▶ [DATASET ENTRIES]
########

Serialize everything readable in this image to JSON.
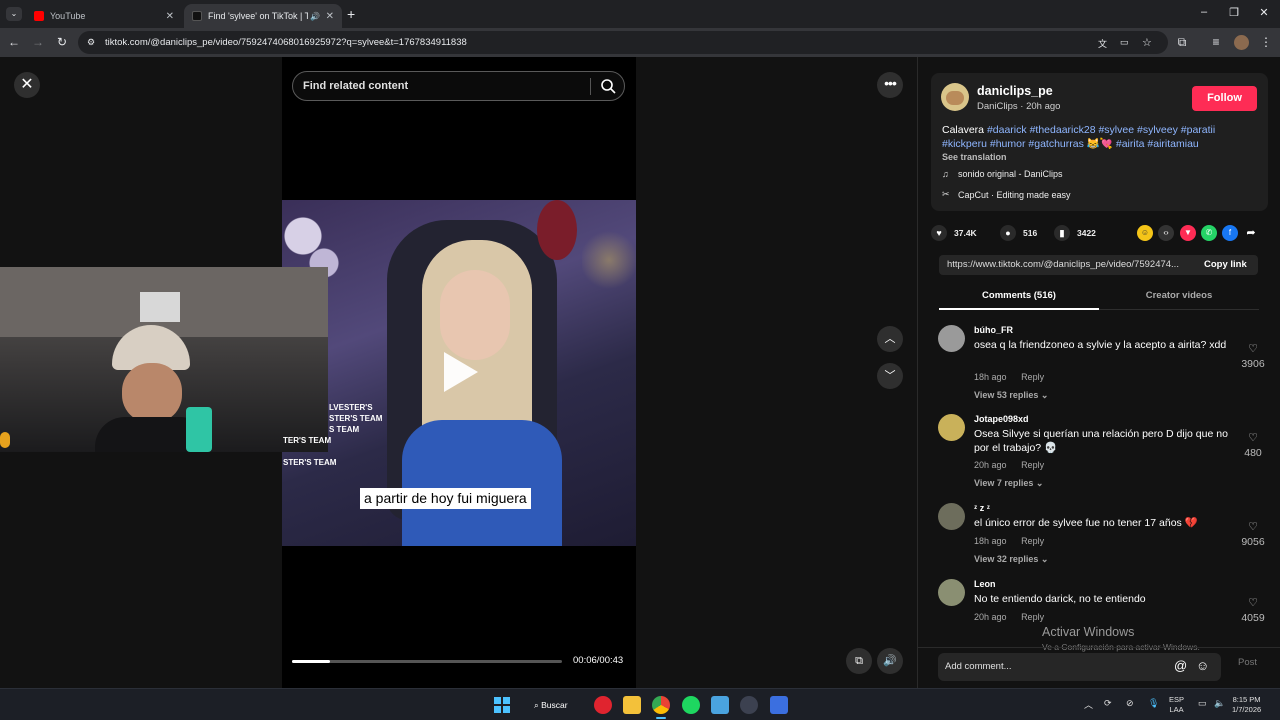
{
  "browser": {
    "tabs": [
      {
        "title": "YouTube",
        "favicon_color": "#ff0000"
      },
      {
        "title": "Find 'sylvee' on TikTok | Tik",
        "favicon_color": "#111111"
      }
    ],
    "new_tab": "+",
    "url": "tiktok.com/@daniclips_pe/video/7592474068016925972?q=sylvee&t=1767834911838"
  },
  "player": {
    "search_placeholder": "Find related content",
    "caption": "a partir de hoy fui miguera",
    "overlay_lines": [
      "LVESTER'S",
      "STER'S TEAM",
      "S TEAM",
      "TER'S TEAM",
      "STER'S TEAM"
    ],
    "current_time": "00:06",
    "duration": "00:43",
    "time_display": "00:06/00:43",
    "progress": 0.14
  },
  "post": {
    "author_username": "daniclips_pe",
    "author_sub": "DaniClips · 20h ago",
    "follow_label": "Follow",
    "caption_plain": "Calavera",
    "hashtags": [
      "#daarick",
      "#thedaarick28",
      "#sylvee",
      "#sylveey",
      "#paratii",
      "#kickperu",
      "#humor",
      "#gatchurras",
      "#airita",
      "#airitamiau"
    ],
    "see_translation": "See translation",
    "sound": "sonido original - DaniClips",
    "capcut": "CapCut · Editing made easy",
    "likes": "37.4K",
    "comments": "516",
    "saves": "3422",
    "link": "https://www.tiktok.com/@daniclips_pe/video/7592474...",
    "copy_link_label": "Copy link"
  },
  "panel_tabs": {
    "comments": "Comments (516)",
    "creator": "Creator videos"
  },
  "comments": [
    {
      "user": "búho_FR",
      "text": "osea q la friendzoneo a sylvie y la acepto a airita? xdd",
      "time": "18h ago",
      "reply": "Reply",
      "replies": "View 53 replies",
      "likes": "3906",
      "avatar_color": "#9a9a9a"
    },
    {
      "user": "Jotape098xd",
      "text": "Osea Silvye si querían una relación pero D dijo que no por el trabajo? 💀",
      "time": "20h ago",
      "reply": "Reply",
      "replies": "View 7 replies",
      "likes": "480",
      "avatar_color": "#c9b15a"
    },
    {
      "user": "ᶻ z ᶻ",
      "text": "el único error de sylvee fue no tener 17 años 💔",
      "time": "18h ago",
      "reply": "Reply",
      "replies": "View 32 replies",
      "likes": "9056",
      "avatar_color": "#6d6d5c"
    },
    {
      "user": "Leon",
      "text": "No te entiendo darick, no te entiendo",
      "time": "20h ago",
      "reply": "Reply",
      "replies": "",
      "likes": "4059",
      "avatar_color": "#8a8f72"
    }
  ],
  "add_comment_placeholder": "Add comment...",
  "post_label": "Post",
  "windows_activation": {
    "title": "Activar Windows",
    "subtitle": "Ve a Configuración para activar Windows."
  },
  "taskbar": {
    "search_label": "Buscar",
    "lang_top": "ESP",
    "lang_bottom": "LAA",
    "time": "8:15 PM",
    "date": "1/7/2026"
  }
}
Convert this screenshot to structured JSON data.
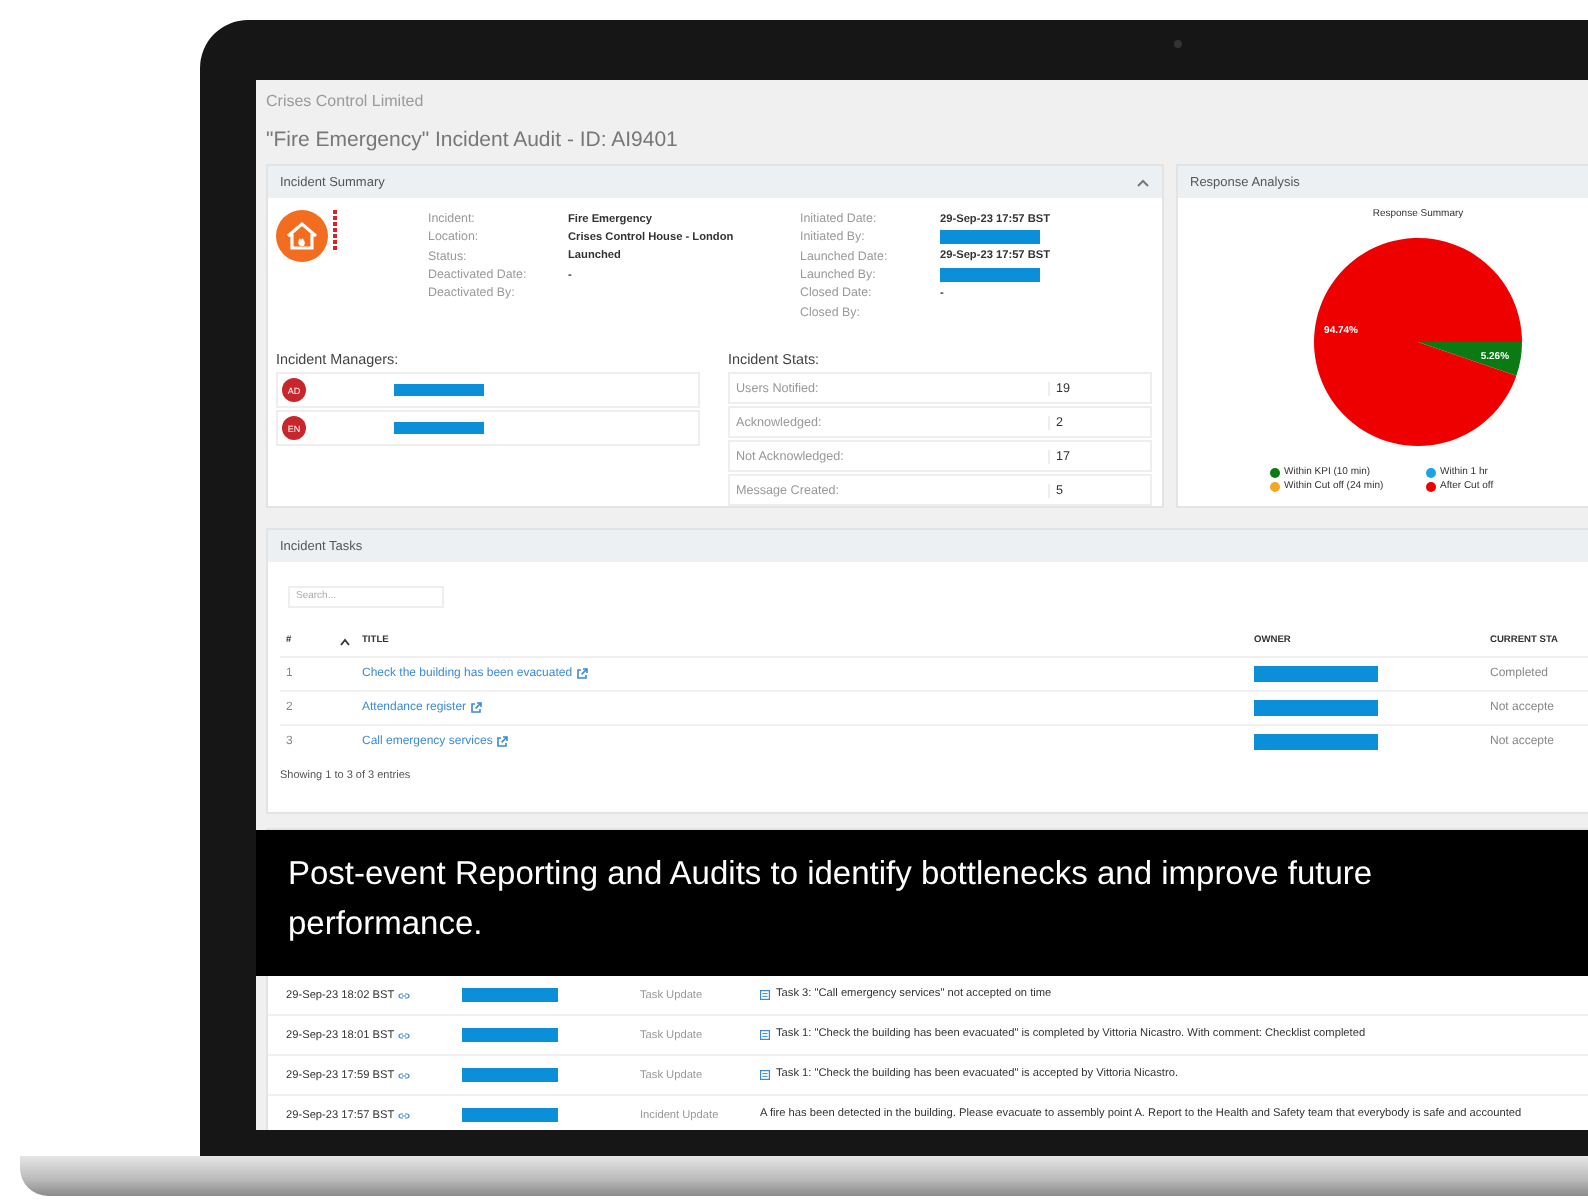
{
  "company": "Crises Control Limited",
  "page_title": "\"Fire Emergency\" Incident Audit - ID: AI9401",
  "incident_summary": {
    "title": "Incident Summary",
    "expanded": true,
    "details_left": [
      {
        "label": "Incident:",
        "kind": "text",
        "value": "Fire Emergency"
      },
      {
        "label": "Location:",
        "kind": "text",
        "value": "Crises Control House - London"
      },
      {
        "label": "Status:",
        "kind": "text",
        "value": "Launched"
      },
      {
        "label": "Deactivated Date:",
        "kind": "text",
        "value": "-"
      },
      {
        "label": "Deactivated By:",
        "kind": "empty"
      }
    ],
    "details_right": [
      {
        "label": "Initiated Date:",
        "kind": "text",
        "value": "29-Sep-23 17:57 BST"
      },
      {
        "label": "Initiated By:",
        "kind": "redacted"
      },
      {
        "label": "Launched Date:",
        "kind": "text",
        "value": "29-Sep-23 17:57 BST"
      },
      {
        "label": "Launched By:",
        "kind": "redacted"
      },
      {
        "label": "Closed Date:",
        "kind": "text",
        "value": "-"
      },
      {
        "label": "Closed By:",
        "kind": "empty"
      }
    ],
    "managers_title": "Incident Managers:",
    "managers": [
      {
        "initials": "AD"
      },
      {
        "initials": "EN"
      }
    ],
    "stats_title": "Incident Stats:",
    "stats": [
      {
        "label": "Users Notified:",
        "value": "19"
      },
      {
        "label": "Acknowledged:",
        "value": "2"
      },
      {
        "label": "Not Acknowledged:",
        "value": "17"
      },
      {
        "label": "Message Created:",
        "value": "5"
      }
    ]
  },
  "response_analysis": {
    "title": "Response Analysis",
    "chart_data": {
      "type": "pie",
      "title": "Response Summary",
      "categories": [
        "Within KPI (10 min)",
        "Within 1 hr",
        "Within Cut off (24 min)",
        "After Cut off"
      ],
      "values": [
        5.26,
        0,
        0,
        94.74
      ],
      "data_labels": true,
      "value_labels": [
        "5.26%",
        null,
        null,
        "94.74%"
      ],
      "legend": true
    }
  },
  "incident_tasks": {
    "title": "Incident Tasks",
    "search": {
      "placeholder": "Search..."
    },
    "columns": [
      "#",
      "TITLE",
      "OWNER",
      "CURRENT STA"
    ],
    "rows": [
      {
        "number": "1",
        "title": "Check the building has been evacuated",
        "status": "Completed"
      },
      {
        "number": "2",
        "title": "Attendance register",
        "status": "Not accepte"
      },
      {
        "number": "3",
        "title": "Call emergency services",
        "status": "Not accepte"
      }
    ],
    "footer": "Showing 1 to 3 of 3 entries"
  },
  "caption": "Post-event Reporting and Audits to identify bottlenecks and improve future performance.",
  "activity_log": [
    {
      "time": "29-Sep-23 18:02 BST",
      "type": "Task Update",
      "kind": "task",
      "message": "Task 3: \"Call emergency services\" not accepted on time"
    },
    {
      "time": "29-Sep-23 18:01 BST",
      "type": "Task Update",
      "kind": "task",
      "message": "Task 1: \"Check the building has been evacuated\" is completed by Vittoria Nicastro. With comment: Checklist completed"
    },
    {
      "time": "29-Sep-23 17:59 BST",
      "type": "Task Update",
      "kind": "task",
      "message": "Task 1: \"Check the building has been evacuated\" is accepted by Vittoria Nicastro."
    },
    {
      "time": "29-Sep-23 17:57 BST",
      "type": "Incident Update",
      "kind": "incident",
      "message": "A fire has been detected in the building. Please evacuate to assembly point A. Report to the Health and Safety team that everybody is safe and accounted"
    }
  ]
}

########

Reproduce the material word for word, minus the images.

▶ [SOLUTION TO THIS PROBLEM]
Serialize everything readable in this image to JSON.
{
  "browser": {
    "tabs": [
      {
        "title": "YouTube",
        "favicon_color": "#ff0000"
      },
      {
        "title": "Find 'sylvee' on TikTok | Tik",
        "favicon_color": "#111111"
      }
    ],
    "new_tab": "+",
    "url": "tiktok.com/@daniclips_pe/video/7592474068016925972?q=sylvee&t=1767834911838"
  },
  "player": {
    "search_placeholder": "Find related content",
    "caption": "a partir de hoy fui miguera",
    "overlay_lines": [
      "LVESTER'S",
      "STER'S TEAM",
      "S TEAM",
      "TER'S TEAM",
      "STER'S TEAM"
    ],
    "current_time": "00:06",
    "duration": "00:43",
    "time_display": "00:06/00:43",
    "progress": 0.14
  },
  "post": {
    "author_username": "daniclips_pe",
    "author_sub": "DaniClips · 20h ago",
    "follow_label": "Follow",
    "caption_plain": "Calavera",
    "hashtags": [
      "#daarick",
      "#thedaarick28",
      "#sylvee",
      "#sylveey",
      "#paratii",
      "#kickperu",
      "#humor",
      "#gatchurras",
      "#airita",
      "#airitamiau"
    ],
    "see_translation": "See translation",
    "sound": "sonido original - DaniClips",
    "capcut": "CapCut · Editing made easy",
    "likes": "37.4K",
    "comments": "516",
    "saves": "3422",
    "link": "https://www.tiktok.com/@daniclips_pe/video/7592474...",
    "copy_link_label": "Copy link"
  },
  "panel_tabs": {
    "comments": "Comments (516)",
    "creator": "Creator videos"
  },
  "comments": [
    {
      "user": "búho_FR",
      "text": "osea q la friendzoneo a sylvie y la acepto a airita? xdd",
      "time": "18h ago",
      "reply": "Reply",
      "replies": "View 53 replies",
      "likes": "3906",
      "avatar_color": "#9a9a9a"
    },
    {
      "user": "Jotape098xd",
      "text": "Osea Silvye si querían una relación pero D dijo que no por el trabajo? 💀",
      "time": "20h ago",
      "reply": "Reply",
      "replies": "View 7 replies",
      "likes": "480",
      "avatar_color": "#c9b15a"
    },
    {
      "user": "ᶻ z ᶻ",
      "text": "el único error de sylvee fue no tener 17 años 💔",
      "time": "18h ago",
      "reply": "Reply",
      "replies": "View 32 replies",
      "likes": "9056",
      "avatar_color": "#6d6d5c"
    },
    {
      "user": "Leon",
      "text": "No te entiendo darick, no te entiendo",
      "time": "20h ago",
      "reply": "Reply",
      "replies": "",
      "likes": "4059",
      "avatar_color": "#8a8f72"
    }
  ],
  "add_comment_placeholder": "Add comment...",
  "post_label": "Post",
  "windows_activation": {
    "title": "Activar Windows",
    "subtitle": "Ve a Configuración para activar Windows."
  },
  "taskbar": {
    "search_label": "Buscar",
    "lang_top": "ESP",
    "lang_bottom": "LAA",
    "time": "8:15 PM",
    "date": "1/7/2026"
  }
}
Convert this screenshot to structured JSON data.
{
  "company": "Crises Control Limited",
  "page_title": "\"Fire Emergency\" Incident Audit - ID: AI9401",
  "incident_summary": {
    "title": "Incident Summary",
    "expanded": true,
    "details_left": [
      {
        "label": "Incident:",
        "kind": "text",
        "value": "Fire Emergency"
      },
      {
        "label": "Location:",
        "kind": "text",
        "value": "Crises Control House - London"
      },
      {
        "label": "Status:",
        "kind": "text",
        "value": "Launched"
      },
      {
        "label": "Deactivated Date:",
        "kind": "text",
        "value": "-"
      },
      {
        "label": "Deactivated By:",
        "kind": "empty"
      }
    ],
    "details_right": [
      {
        "label": "Initiated Date:",
        "kind": "text",
        "value": "29-Sep-23 17:57 BST"
      },
      {
        "label": "Initiated By:",
        "kind": "redacted"
      },
      {
        "label": "Launched Date:",
        "kind": "text",
        "value": "29-Sep-23 17:57 BST"
      },
      {
        "label": "Launched By:",
        "kind": "redacted"
      },
      {
        "label": "Closed Date:",
        "kind": "text",
        "value": "-"
      },
      {
        "label": "Closed By:",
        "kind": "empty"
      }
    ],
    "managers_title": "Incident Managers:",
    "managers": [
      {
        "initials": "AD"
      },
      {
        "initials": "EN"
      }
    ],
    "stats_title": "Incident Stats:",
    "stats": [
      {
        "label": "Users Notified:",
        "value": "19"
      },
      {
        "label": "Acknowledged:",
        "value": "2"
      },
      {
        "label": "Not Acknowledged:",
        "value": "17"
      },
      {
        "label": "Message Created:",
        "value": "5"
      }
    ]
  },
  "response_analysis": {
    "title": "Response Analysis",
    "chart_data": {
      "type": "pie",
      "title": "Response Summary",
      "categories": [
        "Within KPI (10 min)",
        "Within 1 hr",
        "Within Cut off (24 min)",
        "After Cut off"
      ],
      "values": [
        5.26,
        0,
        0,
        94.74
      ],
      "data_labels": true,
      "value_labels": [
        "5.26%",
        null,
        null,
        "94.74%"
      ],
      "legend": true
    }
  },
  "incident_tasks": {
    "title": "Incident Tasks",
    "search": {
      "placeholder": "Search..."
    },
    "columns": [
      "#",
      "TITLE",
      "OWNER",
      "CURRENT STA"
    ],
    "rows": [
      {
        "number": "1",
        "title": "Check the building has been evacuated",
        "status": "Completed"
      },
      {
        "number": "2",
        "title": "Attendance register",
        "status": "Not accepte"
      },
      {
        "number": "3",
        "title": "Call emergency services",
        "status": "Not accepte"
      }
    ],
    "footer": "Showing 1 to 3 of 3 entries"
  },
  "caption": "Post-event Reporting and Audits to identify bottlenecks and improve future performance.",
  "activity_log": [
    {
      "time": "29-Sep-23 18:02 BST",
      "type": "Task Update",
      "kind": "task",
      "message": "Task 3: \"Call emergency services\" not accepted on time"
    },
    {
      "time": "29-Sep-23 18:01 BST",
      "type": "Task Update",
      "kind": "task",
      "message": "Task 1: \"Check the building has been evacuated\" is completed by Vittoria Nicastro. With comment: Checklist completed"
    },
    {
      "time": "29-Sep-23 17:59 BST",
      "type": "Task Update",
      "kind": "task",
      "message": "Task 1: \"Check the building has been evacuated\" is accepted by Vittoria Nicastro."
    },
    {
      "time": "29-Sep-23 17:57 BST",
      "type": "Incident Update",
      "kind": "incident",
      "message": "A fire has been detected in the building. Please evacuate to assembly point A. Report to the Health and Safety team that everybody is safe and accounted"
    }
  ]
}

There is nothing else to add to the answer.